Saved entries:
────────
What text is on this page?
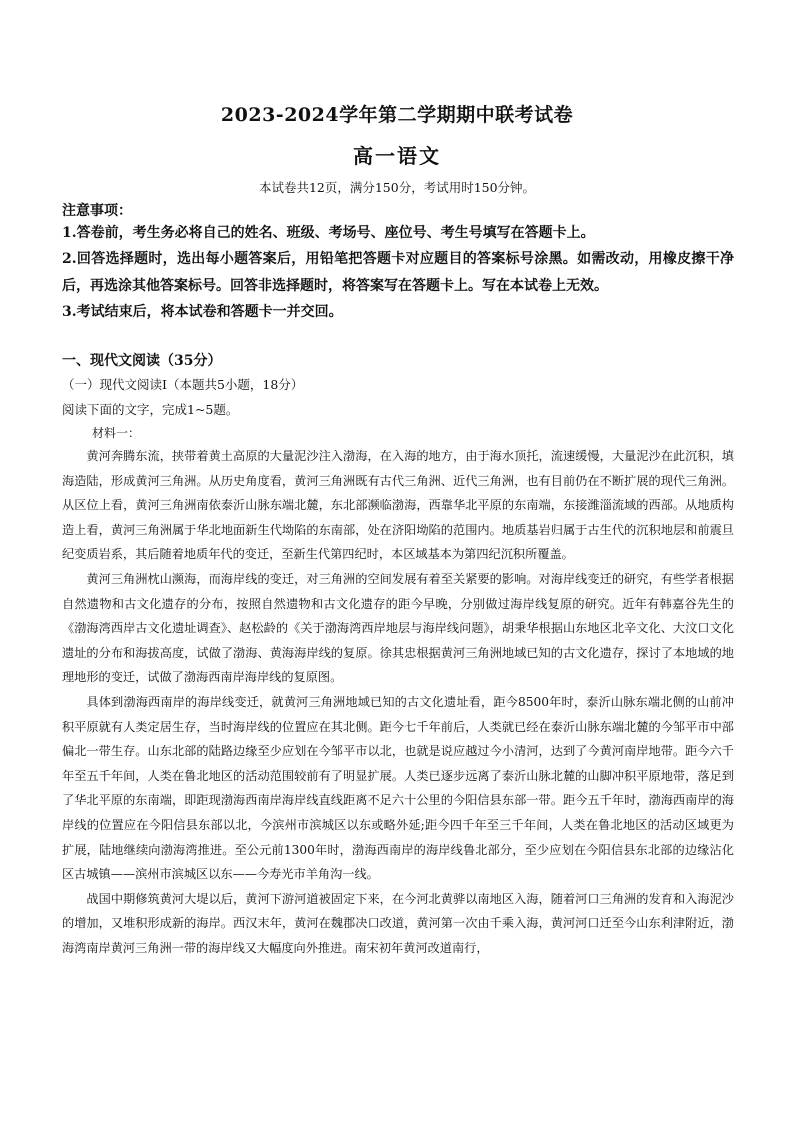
2023-2024学年第二学期期中联考试卷
高一语文
本试卷共12页，满分150分，考试用时150分钟。
注意事项：

1.答卷前，考生务必将自己的姓名、班级、考场号、座位号、考生号填写在答题卡上。

2.回答选择题时，选出每小题答案后，用铅笔把答题卡对应题目的答案标号涂黑。如需改动，用橡皮擦干净后，再选涂其他答案标号。回答非选择题时，将答案写在答题卡上。写在本试卷上无效。

3.考试结束后，将本试卷和答题卡一并交回。

一、现代文阅读（35分）
（一）现代文阅读Ⅰ（本题共5小题，18分）
阅读下面的文字，完成1~5题。
材料一：

黄河奔腾东流，挟带着黄土高原的大量泥沙注入渤海，在入海的地方，由于海水顶托，流速缓慢，大量泥沙在此沉积，填海造陆，形成黄河三角洲。从历史角度看，黄河三角洲既有古代三角洲、近代三角洲，也有目前仍在不断扩展的现代三角洲。从区位上看，黄河三角洲南依泰沂山脉东端北麓，东北部濒临渤海，西靠华北平原的东南端，东接潍淄流域的西部。从地质构造上看，黄河三角洲属于华北地面新生代坳陷的东南部，处在济阳坳陷的范围内。地质基岩归属于古生代的沉积地层和前震旦纪变质岩系，其后随着地质年代的变迁，至新生代第四纪时，本区域基本为第四纪沉积所覆盖。

黄河三角洲枕山濒海，而海岸线的变迁，对三角洲的空间发展有着至关紧要的影响。对海岸线变迁的研究，有些学者根据自然遗物和古文化遗存的分布，按照自然遗物和古文化遗存的距今早晚，分别做过海岸线复原的研究。近年有韩嘉谷先生的《渤海湾西岸古文化遗址调查》、赵松龄的《关于渤海湾西岸地层与海岸线问题》，胡秉华根据山东地区北辛文化、大汶口文化遗址的分布和海拔高度，试做了渤海、黄海海岸线的复原。徐其忠根据黄河三角洲地域已知的古文化遗存，探讨了本地域的地理地形的变迁，试做了渤海西南岸海岸线的复原图。

具体到渤海西南岸的海岸线变迁，就黄河三角洲地域已知的古文化遗址看，距今8500年时，泰沂山脉东端北侧的山前冲积平原就有人类定居生存，当时海岸线的位置应在其北侧。距今七千年前后，人类就已经在泰沂山脉东端北麓的今邹平市中部偏北一带生存。山东北部的陆路边缘至少应划在今邹平市以北，也就是说应越过今小清河，达到了今黄河南岸地带。距今六千年至五千年间，人类在鲁北地区的活动范围较前有了明显扩展。人类已逐步远离了泰沂山脉北麓的山脚冲积平原地带，落足到了华北平原的东南端，即距现渤海西南岸海岸线直线距离不足六十公里的今阳信县东部一带。距今五千年时，渤海西南岸的海岸线的位置应在今阳信县东部以北，今滨州市滨城区以东或略外延;距今四千年至三千年间，人类在鲁北地区的活动区域更为扩展，陆地继续向渤海湾推进。至公元前1300年时，渤海西南岸的海岸线鲁北部分，至少应划在今阳信县东北部的边缘沾化区古城镇——滨州市滨城区以东——今寿光市羊角沟一线。

战国中期修筑黄河大堤以后，黄河下游河道被固定下来，在今河北黄骅以南地区入海，随着河口三角洲的发育和入海泥沙的增加，又堆积形成新的海岸。西汉末年，黄河在魏郡决口改道，黄河第一次由千乘入海，黄河河口迁至今山东利津附近，渤海湾南岸黄河三角洲一带的海岸线又大幅度向外推进。南宋初年黄河改道南行，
────────
Print the records word for word and exclude any picture they hold.

What text is on this page?
2023-2024学年第二学期期中联考试卷
高一语文
本试卷共12页，满分150分，考试用时150分钟。
注意事项：

1.答卷前，考生务必将自己的姓名、班级、考场号、座位号、考生号填写在答题卡上。

2.回答选择题时，选出每小题答案后，用铅笔把答题卡对应题目的答案标号涂黑。如需改动，用橡皮擦干净后，再选涂其他答案标号。回答非选择题时，将答案写在答题卡上。写在本试卷上无效。

3.考试结束后，将本试卷和答题卡一并交回。

一、现代文阅读（35分）
（一）现代文阅读Ⅰ（本题共5小题，18分）
阅读下面的文字，完成1~5题。
材料一：

黄河奔腾东流，挟带着黄土高原的大量泥沙注入渤海，在入海的地方，由于海水顶托，流速缓慢，大量泥沙在此沉积，填海造陆，形成黄河三角洲。从历史角度看，黄河三角洲既有古代三角洲、近代三角洲，也有目前仍在不断扩展的现代三角洲。从区位上看，黄河三角洲南依泰沂山脉东端北麓，东北部濒临渤海，西靠华北平原的东南端，东接潍淄流域的西部。从地质构造上看，黄河三角洲属于华北地面新生代坳陷的东南部，处在济阳坳陷的范围内。地质基岩归属于古生代的沉积地层和前震旦纪变质岩系，其后随着地质年代的变迁，至新生代第四纪时，本区域基本为第四纪沉积所覆盖。

黄河三角洲枕山濒海，而海岸线的变迁，对三角洲的空间发展有着至关紧要的影响。对海岸线变迁的研究，有些学者根据自然遗物和古文化遗存的分布，按照自然遗物和古文化遗存的距今早晚，分别做过海岸线复原的研究。近年有韩嘉谷先生的《渤海湾西岸古文化遗址调查》、赵松龄的《关于渤海湾西岸地层与海岸线问题》，胡秉华根据山东地区北辛文化、大汶口文化遗址的分布和海拔高度，试做了渤海、黄海海岸线的复原。徐其忠根据黄河三角洲地域已知的古文化遗存，探讨了本地域的地理地形的变迁，试做了渤海西南岸海岸线的复原图。

具体到渤海西南岸的海岸线变迁，就黄河三角洲地域已知的古文化遗址看，距今8500年时，泰沂山脉东端北侧的山前冲积平原就有人类定居生存，当时海岸线的位置应在其北侧。距今七千年前后，人类就已经在泰沂山脉东端北麓的今邹平市中部偏北一带生存。山东北部的陆路边缘至少应划在今邹平市以北，也就是说应越过今小清河，达到了今黄河南岸地带。距今六千年至五千年间，人类在鲁北地区的活动范围较前有了明显扩展。人类已逐步远离了泰沂山脉北麓的山脚冲积平原地带，落足到了华北平原的东南端，即距现渤海西南岸海岸线直线距离不足六十公里的今阳信县东部一带。距今五千年时，渤海西南岸的海岸线的位置应在今阳信县东部以北，今滨州市滨城区以东或略外延;距今四千年至三千年间，人类在鲁北地区的活动区域更为扩展，陆地继续向渤海湾推进。至公元前1300年时，渤海西南岸的海岸线鲁北部分，至少应划在今阳信县东北部的边缘沾化区古城镇——滨州市滨城区以东——今寿光市羊角沟一线。

战国中期修筑黄河大堤以后，黄河下游河道被固定下来，在今河北黄骅以南地区入海，随着河口三角洲的发育和入海泥沙的增加，又堆积形成新的海岸。西汉末年，黄河在魏郡决口改道，黄河第一次由千乘入海，黄河河口迁至今山东利津附近，渤海湾南岸黄河三角洲一带的海岸线又大幅度向外推进。南宋初年黄河改道南行，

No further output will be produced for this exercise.